§ **INFORMATION GIVEN**
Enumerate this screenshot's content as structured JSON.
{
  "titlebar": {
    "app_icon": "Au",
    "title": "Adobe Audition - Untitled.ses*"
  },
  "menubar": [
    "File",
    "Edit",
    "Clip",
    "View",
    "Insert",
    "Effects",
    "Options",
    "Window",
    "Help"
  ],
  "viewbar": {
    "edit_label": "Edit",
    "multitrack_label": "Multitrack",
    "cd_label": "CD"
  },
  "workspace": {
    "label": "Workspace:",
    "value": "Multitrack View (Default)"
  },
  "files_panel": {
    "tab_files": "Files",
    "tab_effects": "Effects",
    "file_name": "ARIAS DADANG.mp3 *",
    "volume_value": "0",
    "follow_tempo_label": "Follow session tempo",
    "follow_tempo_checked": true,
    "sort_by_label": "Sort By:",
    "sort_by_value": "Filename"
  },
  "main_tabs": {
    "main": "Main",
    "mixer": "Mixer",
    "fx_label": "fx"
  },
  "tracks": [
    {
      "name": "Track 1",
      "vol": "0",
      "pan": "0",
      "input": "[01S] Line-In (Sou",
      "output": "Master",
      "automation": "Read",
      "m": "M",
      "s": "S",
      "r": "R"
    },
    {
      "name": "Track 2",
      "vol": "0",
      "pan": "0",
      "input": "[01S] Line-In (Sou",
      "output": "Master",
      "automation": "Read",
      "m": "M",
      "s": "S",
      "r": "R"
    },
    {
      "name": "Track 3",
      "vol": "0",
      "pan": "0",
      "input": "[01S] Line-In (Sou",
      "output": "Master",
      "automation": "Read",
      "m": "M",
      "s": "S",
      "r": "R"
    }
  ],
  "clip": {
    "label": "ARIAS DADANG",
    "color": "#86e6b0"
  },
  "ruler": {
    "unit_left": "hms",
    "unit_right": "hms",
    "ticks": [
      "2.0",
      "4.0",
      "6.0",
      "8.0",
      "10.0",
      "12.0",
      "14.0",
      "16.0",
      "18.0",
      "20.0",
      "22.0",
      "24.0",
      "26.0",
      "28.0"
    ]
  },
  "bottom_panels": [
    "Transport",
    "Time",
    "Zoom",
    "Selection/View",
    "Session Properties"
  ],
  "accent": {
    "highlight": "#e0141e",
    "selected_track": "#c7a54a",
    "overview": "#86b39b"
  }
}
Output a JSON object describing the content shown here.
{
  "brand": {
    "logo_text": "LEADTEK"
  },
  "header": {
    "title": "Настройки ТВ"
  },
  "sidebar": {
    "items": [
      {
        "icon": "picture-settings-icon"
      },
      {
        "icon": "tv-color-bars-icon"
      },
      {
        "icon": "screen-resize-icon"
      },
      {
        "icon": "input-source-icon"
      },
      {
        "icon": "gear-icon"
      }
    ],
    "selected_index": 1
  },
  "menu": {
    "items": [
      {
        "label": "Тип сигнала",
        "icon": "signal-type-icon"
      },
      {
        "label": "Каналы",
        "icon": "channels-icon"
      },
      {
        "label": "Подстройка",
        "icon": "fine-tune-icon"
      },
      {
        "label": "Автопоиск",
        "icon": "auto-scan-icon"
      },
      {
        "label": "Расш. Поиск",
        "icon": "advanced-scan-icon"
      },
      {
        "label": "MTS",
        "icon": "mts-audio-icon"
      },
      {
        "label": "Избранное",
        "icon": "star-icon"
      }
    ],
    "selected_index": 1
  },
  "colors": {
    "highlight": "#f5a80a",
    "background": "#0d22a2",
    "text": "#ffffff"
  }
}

§ **PROBLEM STATEMENT**
Copy down the whole of the data above, matching it exactly.

§ **EXERCISE RESULT**
Enumerate this screenshot's content as structured JSON.
{
  "titlebar": {
    "app_icon": "Au",
    "title": "Adobe Audition - Untitled.ses*"
  },
  "menubar": [
    "File",
    "Edit",
    "Clip",
    "View",
    "Insert",
    "Effects",
    "Options",
    "Window",
    "Help"
  ],
  "viewbar": {
    "edit_label": "Edit",
    "multitrack_label": "Multitrack",
    "cd_label": "CD"
  },
  "workspace": {
    "label": "Workspace:",
    "value": "Multitrack View (Default)"
  },
  "files_panel": {
    "tab_files": "Files",
    "tab_effects": "Effects",
    "file_name": "ARIAS DADANG.mp3 *",
    "volume_value": "0",
    "follow_tempo_label": "Follow session tempo",
    "follow_tempo_checked": true,
    "sort_by_label": "Sort By:",
    "sort_by_value": "Filename"
  },
  "main_tabs": {
    "main": "Main",
    "mixer": "Mixer",
    "fx_label": "fx"
  },
  "tracks": [
    {
      "name": "Track 1",
      "vol": "0",
      "pan": "0",
      "input": "[01S] Line-In (Sou",
      "output": "Master",
      "automation": "Read",
      "m": "M",
      "s": "S",
      "r": "R"
    },
    {
      "name": "Track 2",
      "vol": "0",
      "pan": "0",
      "input": "[01S] Line-In (Sou",
      "output": "Master",
      "automation": "Read",
      "m": "M",
      "s": "S",
      "r": "R"
    },
    {
      "name": "Track 3",
      "vol": "0",
      "pan": "0",
      "input": "[01S] Line-In (Sou",
      "output": "Master",
      "automation": "Read",
      "m": "M",
      "s": "S",
      "r": "R"
    }
  ],
  "clip": {
    "label": "ARIAS DADANG",
    "color": "#86e6b0"
  },
  "ruler": {
    "unit_left": "hms",
    "unit_right": "hms",
    "ticks": [
      "2.0",
      "4.0",
      "6.0",
      "8.0",
      "10.0",
      "12.0",
      "14.0",
      "16.0",
      "18.0",
      "20.0",
      "22.0",
      "24.0",
      "26.0",
      "28.0"
    ]
  },
  "bottom_panels": [
    "Transport",
    "Time",
    "Zoom",
    "Selection/View",
    "Session Properties"
  ],
  "accent": {
    "highlight": "#e0141e",
    "selected_track": "#c7a54a",
    "overview": "#86b39b"
  }
}
Output a JSON object describing the content shown here.
{
  "brand": {
    "logo_text": "LEADTEK"
  },
  "header": {
    "title": "Настройки ТВ"
  },
  "sidebar": {
    "items": [
      {
        "icon": "picture-settings-icon"
      },
      {
        "icon": "tv-color-bars-icon"
      },
      {
        "icon": "screen-resize-icon"
      },
      {
        "icon": "input-source-icon"
      },
      {
        "icon": "gear-icon"
      }
    ],
    "selected_index": 1
  },
  "menu": {
    "items": [
      {
        "label": "Тип сигнала",
        "icon": "signal-type-icon"
      },
      {
        "label": "Каналы",
        "icon": "channels-icon"
      },
      {
        "label": "Подстройка",
        "icon": "fine-tune-icon"
      },
      {
        "label": "Автопоиск",
        "icon": "auto-scan-icon"
      },
      {
        "label": "Расш. Поиск",
        "icon": "advanced-scan-icon"
      },
      {
        "label": "MTS",
        "icon": "mts-audio-icon"
      },
      {
        "label": "Избранное",
        "icon": "star-icon"
      }
    ],
    "selected_index": 1
  },
  "colors": {
    "highlight": "#f5a80a",
    "background": "#0d22a2",
    "text": "#ffffff"
  }
}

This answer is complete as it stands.